| Task directions |
Where a line in the listing contains the string "olduğu", copy that line out.

| Information shown |

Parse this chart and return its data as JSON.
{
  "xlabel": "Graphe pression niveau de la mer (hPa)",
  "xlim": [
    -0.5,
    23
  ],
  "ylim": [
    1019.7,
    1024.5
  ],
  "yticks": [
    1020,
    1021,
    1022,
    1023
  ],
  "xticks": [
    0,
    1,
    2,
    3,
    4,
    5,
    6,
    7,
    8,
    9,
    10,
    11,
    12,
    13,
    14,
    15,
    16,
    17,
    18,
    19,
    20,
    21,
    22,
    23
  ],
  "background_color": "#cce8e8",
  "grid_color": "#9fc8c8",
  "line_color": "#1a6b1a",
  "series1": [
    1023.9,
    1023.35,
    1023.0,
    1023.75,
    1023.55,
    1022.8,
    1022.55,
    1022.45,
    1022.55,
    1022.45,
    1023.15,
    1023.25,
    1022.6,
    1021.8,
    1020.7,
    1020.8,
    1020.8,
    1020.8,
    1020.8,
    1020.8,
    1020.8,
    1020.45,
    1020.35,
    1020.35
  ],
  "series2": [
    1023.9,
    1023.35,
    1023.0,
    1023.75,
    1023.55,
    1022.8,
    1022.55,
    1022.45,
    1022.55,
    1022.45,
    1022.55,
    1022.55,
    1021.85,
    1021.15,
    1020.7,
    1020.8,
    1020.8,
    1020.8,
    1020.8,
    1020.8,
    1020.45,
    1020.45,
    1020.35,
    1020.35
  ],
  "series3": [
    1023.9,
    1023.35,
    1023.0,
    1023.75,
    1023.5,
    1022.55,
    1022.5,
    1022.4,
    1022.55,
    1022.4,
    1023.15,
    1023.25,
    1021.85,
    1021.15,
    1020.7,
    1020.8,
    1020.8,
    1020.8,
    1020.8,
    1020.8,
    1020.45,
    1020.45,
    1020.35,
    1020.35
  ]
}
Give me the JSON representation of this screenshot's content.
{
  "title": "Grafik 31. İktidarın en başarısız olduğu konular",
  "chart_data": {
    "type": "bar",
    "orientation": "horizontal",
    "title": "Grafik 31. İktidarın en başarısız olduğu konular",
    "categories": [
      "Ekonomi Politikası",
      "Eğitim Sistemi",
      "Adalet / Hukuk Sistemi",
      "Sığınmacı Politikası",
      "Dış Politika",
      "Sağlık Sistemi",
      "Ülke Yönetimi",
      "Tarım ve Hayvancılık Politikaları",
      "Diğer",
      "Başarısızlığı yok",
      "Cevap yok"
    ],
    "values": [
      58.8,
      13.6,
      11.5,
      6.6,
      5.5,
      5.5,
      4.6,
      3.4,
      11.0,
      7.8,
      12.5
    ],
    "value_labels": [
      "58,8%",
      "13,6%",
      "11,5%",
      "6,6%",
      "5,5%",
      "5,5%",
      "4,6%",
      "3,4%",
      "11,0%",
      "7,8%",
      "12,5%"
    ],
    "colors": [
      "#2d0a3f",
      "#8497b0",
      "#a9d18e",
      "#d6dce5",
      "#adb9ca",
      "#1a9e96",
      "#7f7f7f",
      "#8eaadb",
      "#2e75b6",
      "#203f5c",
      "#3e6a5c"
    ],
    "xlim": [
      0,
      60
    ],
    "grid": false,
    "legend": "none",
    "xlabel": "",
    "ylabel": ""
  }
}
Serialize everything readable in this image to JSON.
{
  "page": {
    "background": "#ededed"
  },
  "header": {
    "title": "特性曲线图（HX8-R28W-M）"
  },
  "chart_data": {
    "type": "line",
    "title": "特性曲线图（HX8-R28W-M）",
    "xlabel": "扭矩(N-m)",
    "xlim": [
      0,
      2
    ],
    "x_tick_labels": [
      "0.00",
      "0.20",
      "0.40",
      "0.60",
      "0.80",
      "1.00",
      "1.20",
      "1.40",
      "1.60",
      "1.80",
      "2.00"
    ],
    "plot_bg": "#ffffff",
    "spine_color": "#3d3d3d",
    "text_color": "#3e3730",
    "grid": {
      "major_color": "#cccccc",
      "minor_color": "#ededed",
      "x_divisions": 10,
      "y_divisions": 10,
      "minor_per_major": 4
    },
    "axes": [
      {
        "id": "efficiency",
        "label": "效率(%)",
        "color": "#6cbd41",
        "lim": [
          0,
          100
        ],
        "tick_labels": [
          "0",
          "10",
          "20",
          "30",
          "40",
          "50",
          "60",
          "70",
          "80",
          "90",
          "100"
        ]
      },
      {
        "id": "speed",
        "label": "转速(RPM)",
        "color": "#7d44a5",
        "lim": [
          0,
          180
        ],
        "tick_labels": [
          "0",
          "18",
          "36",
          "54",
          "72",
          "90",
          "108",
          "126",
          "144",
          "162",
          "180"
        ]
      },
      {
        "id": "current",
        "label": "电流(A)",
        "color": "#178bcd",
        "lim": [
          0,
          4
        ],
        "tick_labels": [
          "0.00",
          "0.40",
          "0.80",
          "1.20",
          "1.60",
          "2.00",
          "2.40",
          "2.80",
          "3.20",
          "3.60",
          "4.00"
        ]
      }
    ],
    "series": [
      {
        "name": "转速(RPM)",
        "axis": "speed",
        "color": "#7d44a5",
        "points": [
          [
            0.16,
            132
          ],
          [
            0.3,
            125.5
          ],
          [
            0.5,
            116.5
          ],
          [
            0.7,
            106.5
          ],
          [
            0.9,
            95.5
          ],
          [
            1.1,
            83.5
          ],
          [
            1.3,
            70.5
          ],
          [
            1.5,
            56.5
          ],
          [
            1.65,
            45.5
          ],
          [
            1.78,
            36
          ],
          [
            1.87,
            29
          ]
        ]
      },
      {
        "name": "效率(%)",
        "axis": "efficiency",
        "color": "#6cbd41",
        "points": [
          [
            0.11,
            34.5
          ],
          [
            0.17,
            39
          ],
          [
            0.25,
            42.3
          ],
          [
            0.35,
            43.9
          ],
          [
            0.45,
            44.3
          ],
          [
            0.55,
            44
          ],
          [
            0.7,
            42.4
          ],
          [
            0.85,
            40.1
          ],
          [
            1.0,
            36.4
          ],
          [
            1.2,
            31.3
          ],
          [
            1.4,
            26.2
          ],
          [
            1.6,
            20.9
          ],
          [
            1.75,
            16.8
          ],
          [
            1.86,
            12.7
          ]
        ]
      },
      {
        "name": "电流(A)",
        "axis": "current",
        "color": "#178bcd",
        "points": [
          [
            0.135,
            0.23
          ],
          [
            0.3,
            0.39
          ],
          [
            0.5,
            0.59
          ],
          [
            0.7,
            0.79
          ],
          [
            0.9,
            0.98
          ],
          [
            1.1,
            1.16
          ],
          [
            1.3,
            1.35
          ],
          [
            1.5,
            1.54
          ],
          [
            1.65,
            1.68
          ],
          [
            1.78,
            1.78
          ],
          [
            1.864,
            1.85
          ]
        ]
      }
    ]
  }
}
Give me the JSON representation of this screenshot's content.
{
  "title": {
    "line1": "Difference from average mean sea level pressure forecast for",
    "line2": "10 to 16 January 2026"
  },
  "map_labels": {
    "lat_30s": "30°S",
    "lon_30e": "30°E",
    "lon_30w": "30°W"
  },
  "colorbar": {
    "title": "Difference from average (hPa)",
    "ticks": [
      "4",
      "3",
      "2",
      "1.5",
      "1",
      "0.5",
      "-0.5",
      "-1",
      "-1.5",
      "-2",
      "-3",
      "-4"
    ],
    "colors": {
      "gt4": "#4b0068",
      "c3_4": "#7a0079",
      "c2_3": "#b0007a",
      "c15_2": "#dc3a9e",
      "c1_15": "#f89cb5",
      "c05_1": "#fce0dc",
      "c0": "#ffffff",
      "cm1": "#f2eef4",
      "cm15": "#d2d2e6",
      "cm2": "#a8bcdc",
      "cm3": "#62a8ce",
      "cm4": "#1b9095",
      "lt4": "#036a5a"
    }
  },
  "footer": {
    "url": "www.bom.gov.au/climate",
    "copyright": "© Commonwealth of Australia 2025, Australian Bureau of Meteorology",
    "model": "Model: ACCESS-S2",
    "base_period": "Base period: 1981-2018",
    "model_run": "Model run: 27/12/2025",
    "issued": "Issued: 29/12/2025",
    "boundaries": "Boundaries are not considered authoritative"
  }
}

| Answer to this problem |
  "title": "Grafik 31. İktidarın en başarısız olduğu konular",
    "title": "Grafik 31. İktidarın en başarısız olduğu konular",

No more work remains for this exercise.